Data items
[BEGIN]

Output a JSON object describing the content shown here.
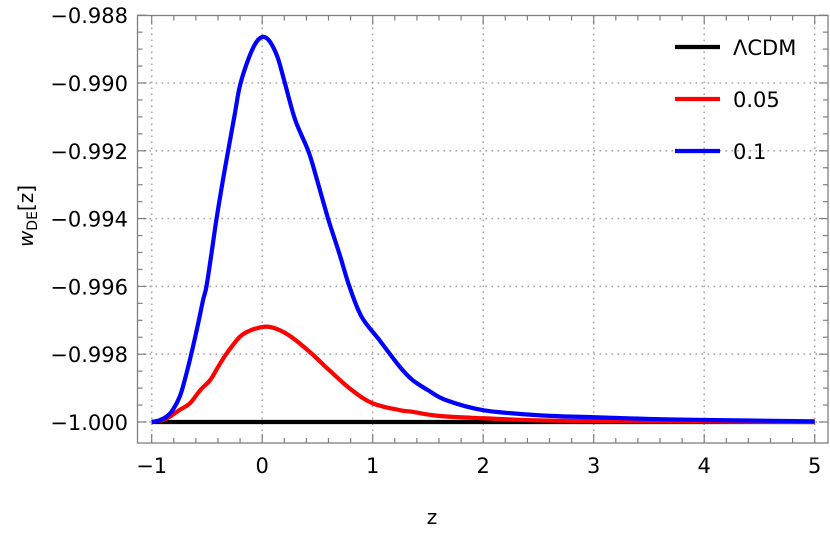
{
  "chart_data": {
    "type": "line",
    "title": "",
    "xlabel": "z",
    "ylabel": "w_DE[z]",
    "ylabel_main": "w",
    "ylabel_sub": "DE",
    "ylabel_suffix": "[z]",
    "xlim": [
      -1.13,
      5.12
    ],
    "ylim": [
      -1.00062,
      -0.988
    ],
    "x_ticks": [
      -1,
      0,
      1,
      2,
      3,
      4,
      5
    ],
    "x_tick_labels": [
      "−1",
      "0",
      "1",
      "2",
      "3",
      "4",
      "5"
    ],
    "y_ticks": [
      -1.0,
      -0.998,
      -0.996,
      -0.994,
      -0.992,
      -0.99,
      -0.988
    ],
    "y_tick_labels": [
      "−1.000",
      "−0.998",
      "−0.996",
      "−0.994",
      "−0.992",
      "−0.990",
      "−0.988"
    ],
    "x_minor_step": 0.2,
    "y_minor_step": 0.0005,
    "grid": true,
    "grid_style": "dotted",
    "legend_position": "top-right",
    "series": [
      {
        "name": "ΛCDM",
        "color": "#000000",
        "x": [
          -1,
          5
        ],
        "y": [
          -1.0,
          -1.0
        ]
      },
      {
        "name": "0.05",
        "color": "#ff0000",
        "x": [
          -1.0,
          -0.9,
          -0.835,
          -0.75,
          -0.655,
          -0.56,
          -0.47,
          -0.4,
          -0.32,
          -0.2,
          -0.1,
          0.02,
          0.1,
          0.2,
          0.3,
          0.46,
          0.6,
          0.8,
          1.0,
          1.245,
          1.36,
          1.6,
          2.0,
          2.5,
          3.0,
          4.0,
          5.0
        ],
        "y": [
          -1.0,
          -0.99994,
          -0.99984,
          -0.99965,
          -0.99945,
          -0.99906,
          -0.99876,
          -0.99838,
          -0.99797,
          -0.99748,
          -0.99729,
          -0.99719,
          -0.99722,
          -0.99736,
          -0.99758,
          -0.99802,
          -0.99845,
          -0.99903,
          -0.99945,
          -0.99965,
          -0.9997,
          -0.99982,
          -0.99989,
          -0.99995,
          -0.99997,
          -0.99999,
          -1.0
        ]
      },
      {
        "name": "0.1",
        "color": "#0000ff",
        "x": [
          -1.0,
          -0.93,
          -0.865,
          -0.81,
          -0.746,
          -0.7,
          -0.64,
          -0.58,
          -0.535,
          -0.505,
          -0.46,
          -0.415,
          -0.36,
          -0.31,
          -0.25,
          -0.2,
          -0.12,
          -0.05,
          0.01,
          0.07,
          0.14,
          0.21,
          0.3,
          0.42,
          0.5,
          0.6,
          0.7,
          0.79,
          0.9,
          1.06,
          1.245,
          1.36,
          1.5,
          1.66,
          2.0,
          2.5,
          3.0,
          3.5,
          4.0,
          5.0
        ],
        "y": [
          -1.0,
          -0.99995,
          -0.99984,
          -0.99965,
          -0.99925,
          -0.99875,
          -0.99797,
          -0.9971,
          -0.9964,
          -0.99601,
          -0.99505,
          -0.99404,
          -0.99295,
          -0.99203,
          -0.99095,
          -0.99006,
          -0.98925,
          -0.98878,
          -0.98864,
          -0.98878,
          -0.98925,
          -0.99006,
          -0.9911,
          -0.99203,
          -0.9929,
          -0.99404,
          -0.99505,
          -0.99601,
          -0.9969,
          -0.99758,
          -0.99837,
          -0.99876,
          -0.99906,
          -0.99935,
          -0.99965,
          -0.9998,
          -0.99986,
          -0.99991,
          -0.99994,
          -0.99998
        ]
      }
    ]
  },
  "legend": {
    "items": [
      {
        "label": "ΛCDM",
        "color": "#000000"
      },
      {
        "label": "0.05",
        "color": "#ff0000"
      },
      {
        "label": "0.1",
        "color": "#0000ff"
      }
    ]
  },
  "colors": {
    "frame": "#7f7f7f",
    "grid": "#a6a6a6"
  }
}
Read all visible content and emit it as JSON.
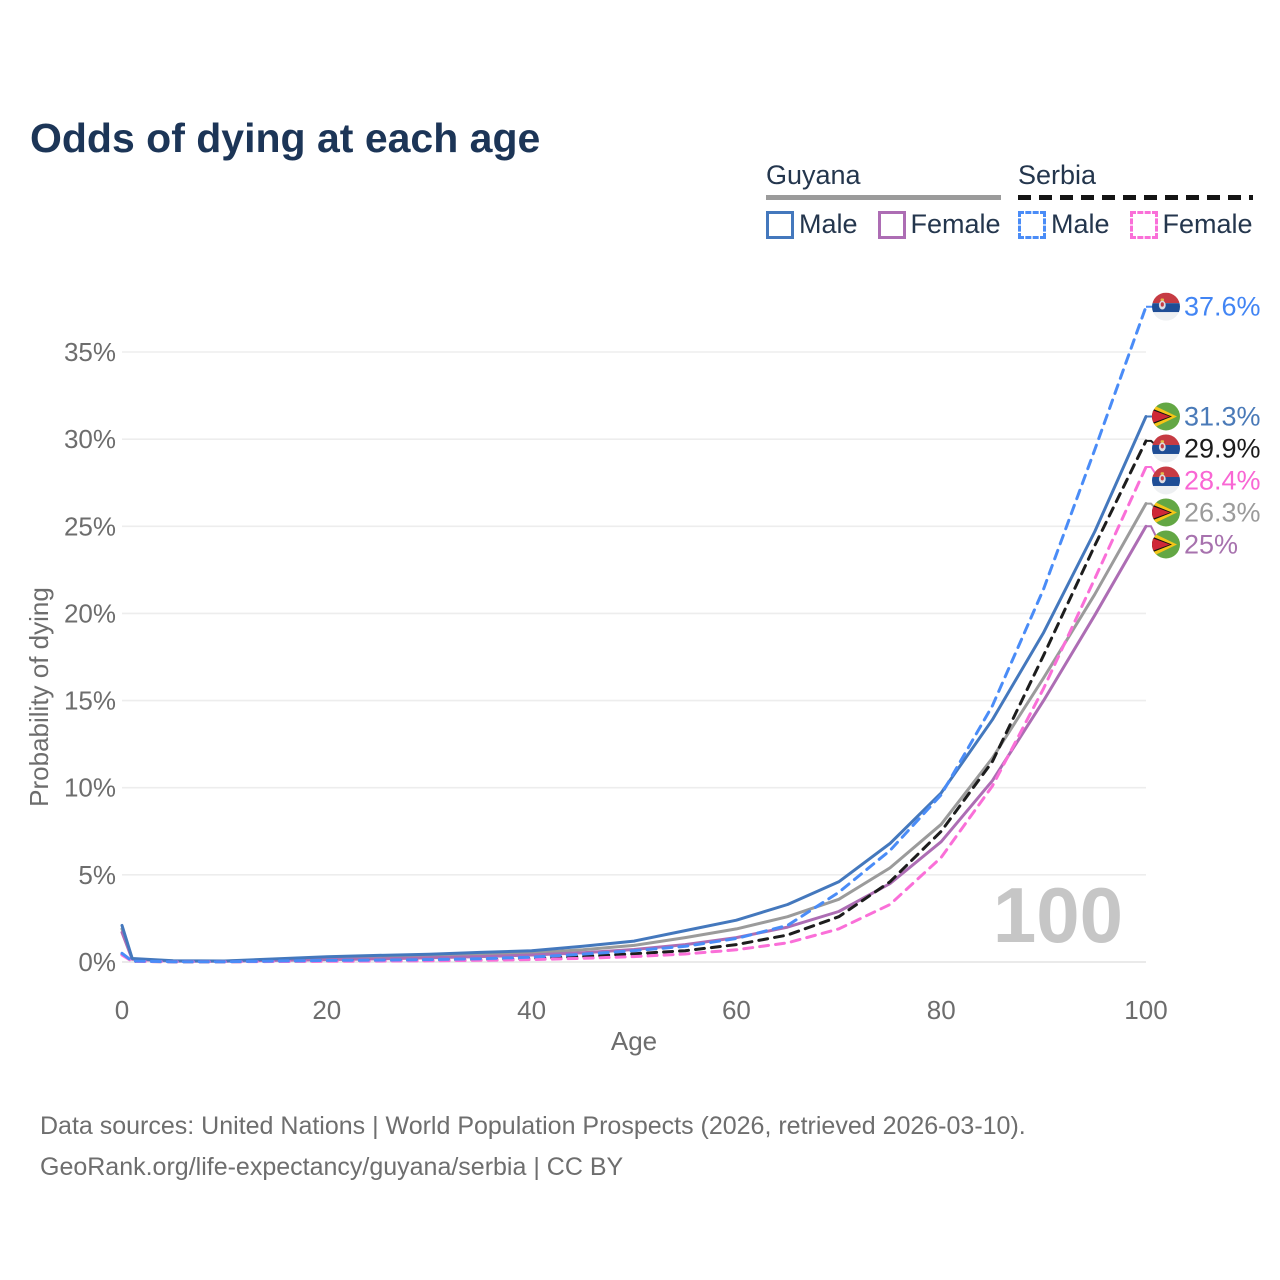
{
  "page": {
    "title": "Odds of dying at each age"
  },
  "watermark": "100",
  "legend": {
    "groups": [
      {
        "name": "Guyana",
        "dash": false,
        "underline_color": "#9b9b9b",
        "items": [
          {
            "label": "Male",
            "color": "#4478bd",
            "dash": false
          },
          {
            "label": "Female",
            "color": "#ad6db4",
            "dash": false
          }
        ]
      },
      {
        "name": "Serbia",
        "dash": true,
        "underline_color": "#141414",
        "items": [
          {
            "label": "Male",
            "color": "#4a8cf7",
            "dash": true
          },
          {
            "label": "Female",
            "color": "#fa6fd8",
            "dash": true
          }
        ]
      }
    ]
  },
  "chart_data": {
    "type": "line",
    "title": "Odds of dying at each age",
    "xlabel": "Age",
    "ylabel": "Probability of dying",
    "x_ticks": [
      0,
      20,
      40,
      60,
      80,
      100
    ],
    "y_ticks": [
      0,
      5,
      10,
      15,
      20,
      25,
      30,
      35
    ],
    "y_tick_labels": [
      "0%",
      "5%",
      "10%",
      "15%",
      "20%",
      "25%",
      "30%",
      "35%"
    ],
    "xlim": [
      0,
      100
    ],
    "ylim": [
      0,
      35
    ],
    "grid": "horizontal",
    "legend_position": "top-right",
    "x": [
      0,
      1,
      5,
      10,
      15,
      20,
      25,
      30,
      35,
      40,
      45,
      50,
      55,
      60,
      65,
      70,
      75,
      80,
      85,
      90,
      95,
      100
    ],
    "series": [
      {
        "id": "guyana-both",
        "name": "Guyana (both sexes)",
        "country": "Guyana",
        "flag": "guyana",
        "color": "#9b9b9b",
        "dash": false,
        "end_label": "26.3%",
        "label_color": "#9b9b9b",
        "values": [
          1.9,
          0.18,
          0.06,
          0.05,
          0.14,
          0.22,
          0.28,
          0.35,
          0.42,
          0.52,
          0.7,
          0.95,
          1.4,
          1.9,
          2.6,
          3.6,
          5.4,
          7.9,
          11.7,
          16.3,
          21.1,
          26.3
        ]
      },
      {
        "id": "guyana-female",
        "name": "Guyana Female",
        "country": "Guyana",
        "flag": "guyana",
        "color": "#ad6db4",
        "dash": false,
        "end_label": "25%",
        "label_color": "#a772ae",
        "values": [
          1.7,
          0.16,
          0.05,
          0.04,
          0.09,
          0.14,
          0.18,
          0.24,
          0.31,
          0.4,
          0.53,
          0.72,
          1.0,
          1.4,
          2.0,
          2.9,
          4.5,
          6.9,
          10.4,
          15.0,
          19.9,
          25.0
        ]
      },
      {
        "id": "guyana-male",
        "name": "Guyana Male",
        "country": "Guyana",
        "flag": "guyana",
        "color": "#4478bd",
        "dash": false,
        "end_label": "31.3%",
        "label_color": "#4a7ab8",
        "values": [
          2.1,
          0.2,
          0.07,
          0.06,
          0.18,
          0.3,
          0.38,
          0.45,
          0.55,
          0.65,
          0.9,
          1.2,
          1.8,
          2.4,
          3.3,
          4.6,
          6.8,
          9.7,
          13.9,
          18.9,
          24.7,
          31.3
        ]
      },
      {
        "id": "serbia-both",
        "name": "Serbia (both sexes)",
        "country": "Serbia",
        "flag": "serbia",
        "color": "#1d1d1d",
        "dash": true,
        "end_label": "29.9%",
        "label_color": "#1c1c1c",
        "values": [
          0.45,
          0.04,
          0.015,
          0.015,
          0.04,
          0.06,
          0.08,
          0.1,
          0.14,
          0.2,
          0.32,
          0.47,
          0.65,
          1.0,
          1.55,
          2.6,
          4.6,
          7.5,
          11.5,
          17.6,
          23.9,
          29.9
        ]
      },
      {
        "id": "serbia-female",
        "name": "Serbia Female",
        "country": "Serbia",
        "flag": "serbia",
        "color": "#fa6fd8",
        "dash": true,
        "end_label": "28.4%",
        "label_color": "#f967d4",
        "values": [
          0.4,
          0.035,
          0.01,
          0.01,
          0.03,
          0.04,
          0.05,
          0.07,
          0.1,
          0.14,
          0.21,
          0.31,
          0.46,
          0.7,
          1.1,
          1.9,
          3.3,
          6.0,
          10.1,
          15.7,
          22.0,
          28.4
        ]
      },
      {
        "id": "serbia-male",
        "name": "Serbia Male",
        "country": "Serbia",
        "flag": "serbia",
        "color": "#4a8cf7",
        "dash": true,
        "end_label": "37.6%",
        "label_color": "#4285f4",
        "values": [
          0.5,
          0.05,
          0.02,
          0.02,
          0.05,
          0.09,
          0.11,
          0.14,
          0.19,
          0.28,
          0.45,
          0.65,
          0.9,
          1.35,
          2.1,
          4.0,
          6.4,
          9.6,
          14.7,
          21.4,
          29.4,
          37.6
        ]
      }
    ]
  },
  "footer": {
    "line1": "Data sources: United Nations | World Population Prospects (2026, retrieved 2026-03-10).",
    "line2": "GeoRank.org/life-expectancy/guyana/serbia | CC BY"
  }
}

[END]

=== GIVEN INSTRUCTION ===
State how many lines in the records above contain the word "content", giving only the number.

=== COMPLETE RESPONSE ===
2